CO NALEŻY ZROBIĆ —
Wyodrębnij wszystkie wiersze z poniższych rekordów i przepisz je bez żadnych zmian.

* * *

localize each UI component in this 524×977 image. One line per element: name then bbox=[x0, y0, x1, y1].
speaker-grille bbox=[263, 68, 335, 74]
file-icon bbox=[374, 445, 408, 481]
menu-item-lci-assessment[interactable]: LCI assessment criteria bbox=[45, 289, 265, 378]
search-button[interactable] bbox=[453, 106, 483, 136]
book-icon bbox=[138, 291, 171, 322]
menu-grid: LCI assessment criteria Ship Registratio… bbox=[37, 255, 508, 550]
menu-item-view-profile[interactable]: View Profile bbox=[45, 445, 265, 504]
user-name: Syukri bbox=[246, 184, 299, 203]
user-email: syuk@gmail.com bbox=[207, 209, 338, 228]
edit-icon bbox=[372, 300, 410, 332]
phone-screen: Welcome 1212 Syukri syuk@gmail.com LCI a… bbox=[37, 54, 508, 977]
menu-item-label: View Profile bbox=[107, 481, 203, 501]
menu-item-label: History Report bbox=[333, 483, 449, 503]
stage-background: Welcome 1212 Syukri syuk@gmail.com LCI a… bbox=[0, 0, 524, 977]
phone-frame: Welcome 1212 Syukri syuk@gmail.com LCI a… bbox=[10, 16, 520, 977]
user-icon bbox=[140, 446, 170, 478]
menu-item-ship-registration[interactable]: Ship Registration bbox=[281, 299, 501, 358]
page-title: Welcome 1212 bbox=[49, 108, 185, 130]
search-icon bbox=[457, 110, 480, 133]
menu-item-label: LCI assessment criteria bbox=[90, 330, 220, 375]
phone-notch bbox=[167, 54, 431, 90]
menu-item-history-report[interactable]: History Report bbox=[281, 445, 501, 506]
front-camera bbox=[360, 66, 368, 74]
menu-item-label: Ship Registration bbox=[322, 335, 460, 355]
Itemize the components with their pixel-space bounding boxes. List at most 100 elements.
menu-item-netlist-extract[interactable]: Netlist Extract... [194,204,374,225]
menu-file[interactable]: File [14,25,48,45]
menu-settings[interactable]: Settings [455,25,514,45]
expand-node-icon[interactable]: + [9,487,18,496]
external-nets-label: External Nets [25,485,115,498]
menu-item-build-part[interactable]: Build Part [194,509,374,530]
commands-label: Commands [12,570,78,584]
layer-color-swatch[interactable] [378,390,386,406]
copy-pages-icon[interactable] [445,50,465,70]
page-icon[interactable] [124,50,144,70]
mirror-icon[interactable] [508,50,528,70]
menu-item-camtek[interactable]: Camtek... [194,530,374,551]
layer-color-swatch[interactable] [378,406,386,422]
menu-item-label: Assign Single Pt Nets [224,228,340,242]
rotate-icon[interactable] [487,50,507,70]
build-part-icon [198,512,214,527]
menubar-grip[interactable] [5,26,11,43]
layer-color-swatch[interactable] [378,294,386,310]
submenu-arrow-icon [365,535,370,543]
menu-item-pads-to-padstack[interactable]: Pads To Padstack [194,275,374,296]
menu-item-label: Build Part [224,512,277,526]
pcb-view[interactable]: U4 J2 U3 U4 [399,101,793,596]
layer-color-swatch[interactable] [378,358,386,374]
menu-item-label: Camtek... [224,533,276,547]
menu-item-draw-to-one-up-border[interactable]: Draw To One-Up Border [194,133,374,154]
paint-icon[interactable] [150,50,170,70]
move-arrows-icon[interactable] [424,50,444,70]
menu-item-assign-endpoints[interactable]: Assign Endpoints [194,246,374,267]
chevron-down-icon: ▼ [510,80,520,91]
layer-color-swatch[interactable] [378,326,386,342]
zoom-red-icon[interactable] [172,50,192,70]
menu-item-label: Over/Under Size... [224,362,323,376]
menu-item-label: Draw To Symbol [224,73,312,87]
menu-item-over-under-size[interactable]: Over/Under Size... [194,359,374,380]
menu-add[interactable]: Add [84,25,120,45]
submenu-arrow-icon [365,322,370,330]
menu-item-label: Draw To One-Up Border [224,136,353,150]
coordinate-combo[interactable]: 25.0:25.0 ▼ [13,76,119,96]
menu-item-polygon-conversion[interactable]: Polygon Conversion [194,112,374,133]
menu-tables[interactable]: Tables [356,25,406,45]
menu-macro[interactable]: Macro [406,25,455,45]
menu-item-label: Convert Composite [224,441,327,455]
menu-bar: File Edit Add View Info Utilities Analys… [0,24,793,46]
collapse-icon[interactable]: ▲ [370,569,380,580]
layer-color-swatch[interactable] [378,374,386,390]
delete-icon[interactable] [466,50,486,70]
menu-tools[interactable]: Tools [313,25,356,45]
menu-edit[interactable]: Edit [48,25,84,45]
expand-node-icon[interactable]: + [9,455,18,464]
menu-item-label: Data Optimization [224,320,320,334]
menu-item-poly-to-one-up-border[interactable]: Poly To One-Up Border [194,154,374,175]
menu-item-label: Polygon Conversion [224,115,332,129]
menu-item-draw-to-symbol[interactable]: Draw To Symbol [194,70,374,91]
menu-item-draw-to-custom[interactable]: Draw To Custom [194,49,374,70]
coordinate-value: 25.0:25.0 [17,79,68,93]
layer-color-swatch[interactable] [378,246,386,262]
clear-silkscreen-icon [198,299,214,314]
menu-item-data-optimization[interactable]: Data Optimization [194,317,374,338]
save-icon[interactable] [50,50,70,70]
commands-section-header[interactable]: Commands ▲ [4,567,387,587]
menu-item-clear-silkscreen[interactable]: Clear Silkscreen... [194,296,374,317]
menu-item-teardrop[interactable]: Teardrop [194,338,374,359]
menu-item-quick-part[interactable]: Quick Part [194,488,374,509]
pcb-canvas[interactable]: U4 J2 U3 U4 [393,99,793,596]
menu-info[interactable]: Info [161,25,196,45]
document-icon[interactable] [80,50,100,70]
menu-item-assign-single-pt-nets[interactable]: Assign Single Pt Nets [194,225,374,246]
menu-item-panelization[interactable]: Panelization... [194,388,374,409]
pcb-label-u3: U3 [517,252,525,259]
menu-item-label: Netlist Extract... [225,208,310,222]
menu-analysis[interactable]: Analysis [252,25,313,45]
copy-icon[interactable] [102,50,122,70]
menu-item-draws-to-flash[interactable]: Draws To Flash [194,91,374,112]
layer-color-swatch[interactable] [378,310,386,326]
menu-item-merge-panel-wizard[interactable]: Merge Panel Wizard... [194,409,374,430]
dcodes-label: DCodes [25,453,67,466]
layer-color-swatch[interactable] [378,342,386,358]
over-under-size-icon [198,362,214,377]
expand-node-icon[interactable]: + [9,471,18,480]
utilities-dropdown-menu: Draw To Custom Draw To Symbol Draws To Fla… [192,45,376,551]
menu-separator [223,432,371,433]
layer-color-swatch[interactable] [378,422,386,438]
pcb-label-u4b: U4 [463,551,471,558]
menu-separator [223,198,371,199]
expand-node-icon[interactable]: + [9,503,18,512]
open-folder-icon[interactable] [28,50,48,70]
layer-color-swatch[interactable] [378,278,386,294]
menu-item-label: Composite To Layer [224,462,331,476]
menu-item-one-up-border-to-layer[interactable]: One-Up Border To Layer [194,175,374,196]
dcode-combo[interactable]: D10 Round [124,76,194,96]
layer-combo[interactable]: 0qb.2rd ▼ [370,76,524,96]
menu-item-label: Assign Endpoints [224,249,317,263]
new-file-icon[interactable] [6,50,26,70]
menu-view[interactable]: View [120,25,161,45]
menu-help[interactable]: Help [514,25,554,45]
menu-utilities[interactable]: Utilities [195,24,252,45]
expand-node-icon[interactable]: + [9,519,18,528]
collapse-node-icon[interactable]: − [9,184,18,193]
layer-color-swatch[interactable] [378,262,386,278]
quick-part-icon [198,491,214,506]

* * *

POPRAWNA ODPOWIEDŹ —
localize each UI component in this 524×977 image. One line per element: name then bbox=[x0, y0, x1, y1].
speaker-grille bbox=[263, 68, 335, 74]
file-icon bbox=[374, 445, 408, 481]
menu-item-lci-assessment[interactable]: LCI assessment criteria bbox=[45, 289, 265, 378]
search-button[interactable] bbox=[453, 106, 483, 136]
book-icon bbox=[138, 291, 171, 322]
menu-grid: LCI assessment criteria Ship Registratio… bbox=[37, 255, 508, 550]
menu-item-view-profile[interactable]: View Profile bbox=[45, 445, 265, 504]
user-name: Syukri bbox=[246, 184, 299, 203]
user-email: syuk@gmail.com bbox=[207, 209, 338, 228]
edit-icon bbox=[372, 300, 410, 332]
phone-screen: Welcome 1212 Syukri syuk@gmail.com LCI a… bbox=[37, 54, 508, 977]
menu-item-label: View Profile bbox=[107, 481, 203, 501]
menu-item-label: History Report bbox=[333, 483, 449, 503]
stage-background: Welcome 1212 Syukri syuk@gmail.com LCI a… bbox=[0, 0, 524, 977]
phone-frame: Welcome 1212 Syukri syuk@gmail.com LCI a… bbox=[10, 16, 520, 977]
user-icon bbox=[140, 446, 170, 478]
menu-item-ship-registration[interactable]: Ship Registration bbox=[281, 299, 501, 358]
page-title: Welcome 1212 bbox=[49, 108, 185, 130]
search-icon bbox=[457, 110, 480, 133]
menu-item-label: LCI assessment criteria bbox=[90, 330, 220, 375]
phone-notch bbox=[167, 54, 431, 90]
menu-item-history-report[interactable]: History Report bbox=[281, 445, 501, 506]
front-camera bbox=[360, 66, 368, 74]
menu-item-label: Ship Registration bbox=[322, 335, 460, 355]
Itemize the components with their pixel-space bounding boxes. List at most 100 elements.
menu-item-netlist-extract[interactable]: Netlist Extract... [194,204,374,225]
menu-file[interactable]: File [14,25,48,45]
menu-settings[interactable]: Settings [455,25,514,45]
expand-node-icon[interactable]: + [9,487,18,496]
external-nets-label: External Nets [25,485,115,498]
menu-item-build-part[interactable]: Build Part [194,509,374,530]
commands-label: Commands [12,570,78,584]
layer-color-swatch[interactable] [378,390,386,406]
copy-pages-icon[interactable] [445,50,465,70]
page-icon[interactable] [124,50,144,70]
mirror-icon[interactable] [508,50,528,70]
menu-item-camtek[interactable]: Camtek... [194,530,374,551]
layer-color-swatch[interactable] [378,406,386,422]
menu-item-label: Assign Single Pt Nets [224,228,340,242]
rotate-icon[interactable] [487,50,507,70]
build-part-icon [198,512,214,527]
menubar-grip[interactable] [5,26,11,43]
layer-color-swatch[interactable] [378,294,386,310]
submenu-arrow-icon [365,535,370,543]
menu-item-pads-to-padstack[interactable]: Pads To Padstack [194,275,374,296]
menu-item-label: Build Part [224,512,277,526]
pcb-view[interactable]: U4 J2 U3 U4 [399,101,793,596]
layer-color-swatch[interactable] [378,358,386,374]
menu-item-label: Camtek... [224,533,276,547]
menu-item-draw-to-one-up-border[interactable]: Draw To One-Up Border [194,133,374,154]
paint-icon[interactable] [150,50,170,70]
move-arrows-icon[interactable] [424,50,444,70]
menu-item-assign-endpoints[interactable]: Assign Endpoints [194,246,374,267]
chevron-down-icon: ▼ [510,80,520,91]
layer-color-swatch[interactable] [378,326,386,342]
zoom-red-icon[interactable] [172,50,192,70]
menu-item-label: Over/Under Size... [224,362,323,376]
menu-item-label: Draw To Symbol [224,73,312,87]
menu-item-over-under-size[interactable]: Over/Under Size... [194,359,374,380]
menu-add[interactable]: Add [84,25,120,45]
submenu-arrow-icon [365,322,370,330]
menu-item-label: Draw To One-Up Border [224,136,353,150]
coordinate-combo[interactable]: 25.0:25.0 ▼ [13,76,119,96]
menu-item-polygon-conversion[interactable]: Polygon Conversion [194,112,374,133]
menu-tables[interactable]: Tables [356,25,406,45]
menu-macro[interactable]: Macro [406,25,455,45]
menu-item-label: Convert Composite [224,441,327,455]
menu-bar: File Edit Add View Info Utilities Analys… [0,24,793,46]
collapse-icon[interactable]: ▲ [370,569,380,580]
layer-color-swatch[interactable] [378,374,386,390]
delete-icon[interactable] [466,50,486,70]
menu-tools[interactable]: Tools [313,25,356,45]
menu-edit[interactable]: Edit [48,25,84,45]
expand-node-icon[interactable]: + [9,455,18,464]
menu-item-label: Data Optimization [224,320,320,334]
menu-item-poly-to-one-up-border[interactable]: Poly To One-Up Border [194,154,374,175]
menu-item-label: Polygon Conversion [224,115,332,129]
menu-item-draw-to-symbol[interactable]: Draw To Symbol [194,70,374,91]
menu-item-draw-to-custom[interactable]: Draw To Custom [194,49,374,70]
coordinate-value: 25.0:25.0 [17,79,68,93]
layer-color-swatch[interactable] [378,246,386,262]
clear-silkscreen-icon [198,299,214,314]
menu-item-data-optimization[interactable]: Data Optimization [194,317,374,338]
save-icon[interactable] [50,50,70,70]
commands-section-header[interactable]: Commands ▲ [4,567,387,587]
menu-item-clear-silkscreen[interactable]: Clear Silkscreen... [194,296,374,317]
menu-item-teardrop[interactable]: Teardrop [194,338,374,359]
menu-item-quick-part[interactable]: Quick Part [194,488,374,509]
pcb-canvas[interactable]: U4 J2 U3 U4 [393,99,793,596]
menu-info[interactable]: Info [161,25,196,45]
document-icon[interactable] [80,50,100,70]
menu-item-assign-single-pt-nets[interactable]: Assign Single Pt Nets [194,225,374,246]
menu-item-panelization[interactable]: Panelization... [194,388,374,409]
pcb-label-u3: U3 [517,252,525,259]
menu-item-label: Netlist Extract... [225,208,310,222]
menu-analysis[interactable]: Analysis [252,25,313,45]
copy-icon[interactable] [102,50,122,70]
menu-item-draws-to-flash[interactable]: Draws To Flash [194,91,374,112]
layer-color-swatch[interactable] [378,310,386,326]
menu-item-merge-panel-wizard[interactable]: Merge Panel Wizard... [194,409,374,430]
dcodes-label: DCodes [25,453,67,466]
layer-color-swatch[interactable] [378,342,386,358]
over-under-size-icon [198,362,214,377]
expand-node-icon[interactable]: + [9,471,18,480]
utilities-dropdown-menu: Draw To Custom Draw To Symbol Draws To Fla… [192,45,376,551]
menu-separator [223,432,371,433]
layer-color-swatch[interactable] [378,422,386,438]
pcb-label-u4b: U4 [463,551,471,558]
menu-separator [223,198,371,199]
expand-node-icon[interactable]: + [9,503,18,512]
open-folder-icon[interactable] [28,50,48,70]
layer-color-swatch[interactable] [378,278,386,294]
menu-item-label: Composite To Layer [224,462,331,476]
menu-item-one-up-border-to-layer[interactable]: One-Up Border To Layer [194,175,374,196]
dcode-combo[interactable]: D10 Round [124,76,194,96]
layer-combo[interactable]: 0qb.2rd ▼ [370,76,524,96]
menu-item-label: Assign Endpoints [224,249,317,263]
new-file-icon[interactable] [6,50,26,70]
menu-view[interactable]: View [120,25,161,45]
menu-help[interactable]: Help [514,25,554,45]
menu-utilities[interactable]: Utilities [195,24,252,45]
expand-node-icon[interactable]: + [9,519,18,528]
collapse-node-icon[interactable]: − [9,184,18,193]
layer-color-swatch[interactable] [378,262,386,278]
quick-part-icon [198,491,214,506]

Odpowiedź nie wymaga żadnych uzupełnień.